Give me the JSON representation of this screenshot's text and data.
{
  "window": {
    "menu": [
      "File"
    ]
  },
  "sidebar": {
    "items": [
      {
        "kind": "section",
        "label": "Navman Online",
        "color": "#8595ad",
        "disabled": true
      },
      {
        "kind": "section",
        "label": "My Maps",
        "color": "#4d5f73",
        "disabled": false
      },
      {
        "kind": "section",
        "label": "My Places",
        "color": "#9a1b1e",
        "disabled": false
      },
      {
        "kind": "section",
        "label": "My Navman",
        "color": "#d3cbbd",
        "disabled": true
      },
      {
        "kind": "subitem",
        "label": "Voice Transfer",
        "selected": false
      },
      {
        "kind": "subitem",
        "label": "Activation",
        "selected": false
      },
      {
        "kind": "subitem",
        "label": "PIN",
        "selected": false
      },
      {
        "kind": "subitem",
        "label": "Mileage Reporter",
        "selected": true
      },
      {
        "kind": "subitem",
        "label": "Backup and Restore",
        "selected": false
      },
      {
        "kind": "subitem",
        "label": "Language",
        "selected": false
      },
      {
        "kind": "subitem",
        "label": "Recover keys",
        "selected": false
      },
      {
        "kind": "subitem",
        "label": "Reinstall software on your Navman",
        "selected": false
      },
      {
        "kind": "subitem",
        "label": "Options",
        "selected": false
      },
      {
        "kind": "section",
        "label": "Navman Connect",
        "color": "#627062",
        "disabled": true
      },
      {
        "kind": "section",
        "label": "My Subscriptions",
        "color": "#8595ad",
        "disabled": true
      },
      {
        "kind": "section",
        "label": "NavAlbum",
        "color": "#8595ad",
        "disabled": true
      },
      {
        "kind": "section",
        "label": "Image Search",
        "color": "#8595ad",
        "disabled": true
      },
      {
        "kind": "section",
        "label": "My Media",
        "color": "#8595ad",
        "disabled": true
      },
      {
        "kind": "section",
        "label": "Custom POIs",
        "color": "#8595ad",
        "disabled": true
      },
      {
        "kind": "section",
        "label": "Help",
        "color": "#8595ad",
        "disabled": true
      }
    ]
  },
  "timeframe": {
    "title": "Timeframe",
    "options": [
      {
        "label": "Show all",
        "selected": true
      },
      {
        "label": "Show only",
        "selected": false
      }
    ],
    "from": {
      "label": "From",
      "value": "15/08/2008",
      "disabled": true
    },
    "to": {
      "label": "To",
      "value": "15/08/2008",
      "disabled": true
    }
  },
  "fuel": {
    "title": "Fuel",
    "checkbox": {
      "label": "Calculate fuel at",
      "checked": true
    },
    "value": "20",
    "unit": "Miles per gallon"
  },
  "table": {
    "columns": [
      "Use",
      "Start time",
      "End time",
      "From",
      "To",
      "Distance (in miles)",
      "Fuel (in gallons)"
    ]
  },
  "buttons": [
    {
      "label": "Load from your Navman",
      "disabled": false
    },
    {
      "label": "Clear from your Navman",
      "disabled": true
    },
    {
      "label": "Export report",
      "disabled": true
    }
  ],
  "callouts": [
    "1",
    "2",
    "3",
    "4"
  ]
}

- **Task objective**
Type out the full listing again, exactly as given.

- **Task output**
Give me the JSON representation of this screenshot's text and data.
{
  "window": {
    "menu": [
      "File"
    ]
  },
  "sidebar": {
    "items": [
      {
        "kind": "section",
        "label": "Navman Online",
        "color": "#8595ad",
        "disabled": true
      },
      {
        "kind": "section",
        "label": "My Maps",
        "color": "#4d5f73",
        "disabled": false
      },
      {
        "kind": "section",
        "label": "My Places",
        "color": "#9a1b1e",
        "disabled": false
      },
      {
        "kind": "section",
        "label": "My Navman",
        "color": "#d3cbbd",
        "disabled": true
      },
      {
        "kind": "subitem",
        "label": "Voice Transfer",
        "selected": false
      },
      {
        "kind": "subitem",
        "label": "Activation",
        "selected": false
      },
      {
        "kind": "subitem",
        "label": "PIN",
        "selected": false
      },
      {
        "kind": "subitem",
        "label": "Mileage Reporter",
        "selected": true
      },
      {
        "kind": "subitem",
        "label": "Backup and Restore",
        "selected": false
      },
      {
        "kind": "subitem",
        "label": "Language",
        "selected": false
      },
      {
        "kind": "subitem",
        "label": "Recover keys",
        "selected": false
      },
      {
        "kind": "subitem",
        "label": "Reinstall software on your Navman",
        "selected": false
      },
      {
        "kind": "subitem",
        "label": "Options",
        "selected": false
      },
      {
        "kind": "section",
        "label": "Navman Connect",
        "color": "#627062",
        "disabled": true
      },
      {
        "kind": "section",
        "label": "My Subscriptions",
        "color": "#8595ad",
        "disabled": true
      },
      {
        "kind": "section",
        "label": "NavAlbum",
        "color": "#8595ad",
        "disabled": true
      },
      {
        "kind": "section",
        "label": "Image Search",
        "color": "#8595ad",
        "disabled": true
      },
      {
        "kind": "section",
        "label": "My Media",
        "color": "#8595ad",
        "disabled": true
      },
      {
        "kind": "section",
        "label": "Custom POIs",
        "color": "#8595ad",
        "disabled": true
      },
      {
        "kind": "section",
        "label": "Help",
        "color": "#8595ad",
        "disabled": true
      }
    ]
  },
  "timeframe": {
    "title": "Timeframe",
    "options": [
      {
        "label": "Show all",
        "selected": true
      },
      {
        "label": "Show only",
        "selected": false
      }
    ],
    "from": {
      "label": "From",
      "value": "15/08/2008",
      "disabled": true
    },
    "to": {
      "label": "To",
      "value": "15/08/2008",
      "disabled": true
    }
  },
  "fuel": {
    "title": "Fuel",
    "checkbox": {
      "label": "Calculate fuel at",
      "checked": true
    },
    "value": "20",
    "unit": "Miles per gallon"
  },
  "table": {
    "columns": [
      "Use",
      "Start time",
      "End time",
      "From",
      "To",
      "Distance (in miles)",
      "Fuel (in gallons)"
    ]
  },
  "buttons": [
    {
      "label": "Load from your Navman",
      "disabled": false
    },
    {
      "label": "Clear from your Navman",
      "disabled": true
    },
    {
      "label": "Export report",
      "disabled": true
    }
  ],
  "callouts": [
    "1",
    "2",
    "3",
    "4"
  ]
}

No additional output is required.